Your answer should be a single number: the count of lines containing the string "text".

● Supplied records:
= = = = =

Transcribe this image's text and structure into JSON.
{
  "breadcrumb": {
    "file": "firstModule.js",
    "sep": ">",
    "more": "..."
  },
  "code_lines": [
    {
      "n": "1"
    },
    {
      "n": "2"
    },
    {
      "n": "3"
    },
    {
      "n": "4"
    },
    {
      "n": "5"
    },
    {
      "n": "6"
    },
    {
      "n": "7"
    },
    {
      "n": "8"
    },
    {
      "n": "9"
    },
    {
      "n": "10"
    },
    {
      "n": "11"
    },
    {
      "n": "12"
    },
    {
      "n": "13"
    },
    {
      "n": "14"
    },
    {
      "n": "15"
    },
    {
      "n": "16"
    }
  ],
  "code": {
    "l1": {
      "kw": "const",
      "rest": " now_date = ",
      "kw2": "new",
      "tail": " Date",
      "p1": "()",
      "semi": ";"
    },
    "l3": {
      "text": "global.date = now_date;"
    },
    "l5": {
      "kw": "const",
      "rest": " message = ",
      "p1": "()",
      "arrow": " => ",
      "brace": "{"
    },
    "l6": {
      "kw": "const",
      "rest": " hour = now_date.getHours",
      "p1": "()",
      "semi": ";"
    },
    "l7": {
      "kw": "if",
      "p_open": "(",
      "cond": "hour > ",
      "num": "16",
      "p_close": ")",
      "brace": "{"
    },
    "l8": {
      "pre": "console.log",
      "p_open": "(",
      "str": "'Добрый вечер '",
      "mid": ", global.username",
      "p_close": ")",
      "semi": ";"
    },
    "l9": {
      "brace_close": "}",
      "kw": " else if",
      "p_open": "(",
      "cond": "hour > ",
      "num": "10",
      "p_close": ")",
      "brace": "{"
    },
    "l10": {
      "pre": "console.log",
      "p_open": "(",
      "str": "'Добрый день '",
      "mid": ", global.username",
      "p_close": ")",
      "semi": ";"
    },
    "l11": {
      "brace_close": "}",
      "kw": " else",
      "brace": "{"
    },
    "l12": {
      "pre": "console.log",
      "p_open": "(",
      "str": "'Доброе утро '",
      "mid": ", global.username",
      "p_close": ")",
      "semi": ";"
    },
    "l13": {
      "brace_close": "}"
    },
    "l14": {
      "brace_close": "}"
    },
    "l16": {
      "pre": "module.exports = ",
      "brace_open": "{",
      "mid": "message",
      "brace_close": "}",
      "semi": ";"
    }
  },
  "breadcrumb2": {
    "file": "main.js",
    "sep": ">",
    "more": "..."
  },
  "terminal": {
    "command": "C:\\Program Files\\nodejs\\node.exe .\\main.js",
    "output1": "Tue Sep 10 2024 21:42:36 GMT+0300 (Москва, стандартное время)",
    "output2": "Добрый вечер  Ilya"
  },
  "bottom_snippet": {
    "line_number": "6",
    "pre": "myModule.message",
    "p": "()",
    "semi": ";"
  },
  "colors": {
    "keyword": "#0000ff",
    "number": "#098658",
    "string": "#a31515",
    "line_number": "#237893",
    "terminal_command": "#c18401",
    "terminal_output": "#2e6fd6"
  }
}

= = = = =

● Task response: 2